◆ Complete the following:
1. In the FusionRetro repository page, who contributed the implementation of G2Gs?
2. Please write out the passage of the FusionRetro repository page that opens with the words containing "We only use" and closes with "the root folder.".

◆ Source:
Home

Awesome

FusionRetro: Molecule Representation Fusion via In-Context Learning for Retrosynthetic Planning

This repository contains an implementation of "FusionRetro: Molecule Representation Fusion via In-Context Learning for Retrosynthetic Planning", which is an autoregressive framework for molecule synthetic route generation.

Warning

We only use one route for each molecule in the training dataset for model training!!!

Contribution

Zuobai Zhang contributes the implementation of G2Gs, while I contribute the rest.

Dropbox

We provide the starting material file in dropbox, you can download this file via: https://www.dropbox.com/scl/fi/j3kh641irxtpbrnjnmoop/zinc_stock_17_04_20.hdf5?rlkey=zqbymj13skpdqlswu2uvji1sq&st=c1805gz0&dl=0 Please move this file into the root folder.

◆ Collected data:
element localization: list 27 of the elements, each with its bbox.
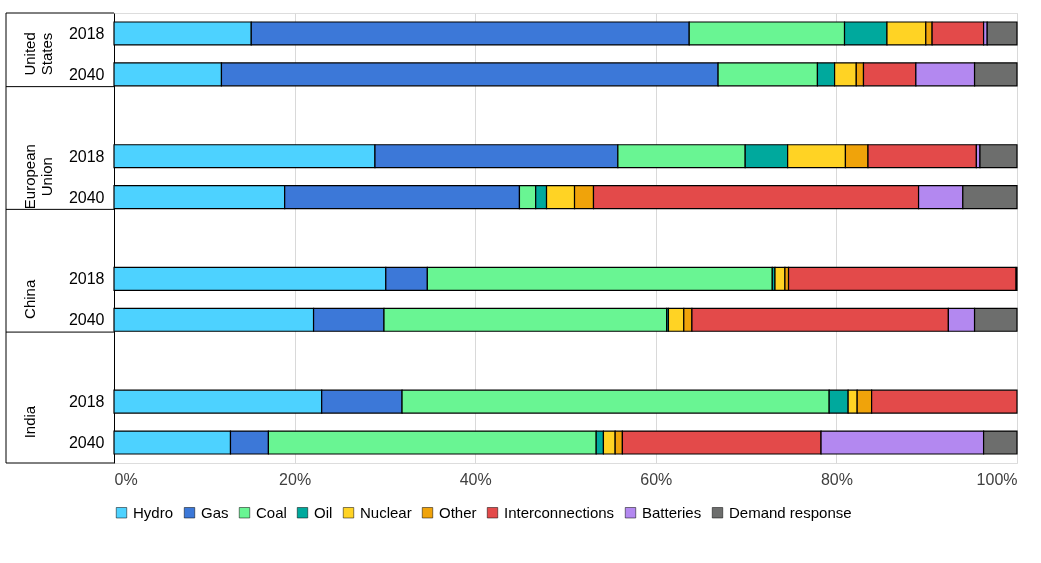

◆ Solutions to the tasks:
1. Zuobai Zhang

2.
We only use one route for each molecule in the training dataset for model training!!!

Contribution

Zuobai Zhang contributes the implementation of G2Gs, while I contribute the rest.

Dropbox

We provide the starting material file in dropbox, you can download this file via: https://www.dropbox.com/scl/fi/j3kh641irxtpbrnjnmoop/zinc_stock_17_04_20.hdf5?rlkey=zqbymj13skpdqlswu2uvji1sq&st=c1805gz0&dl=0 Please move this file into the root folder.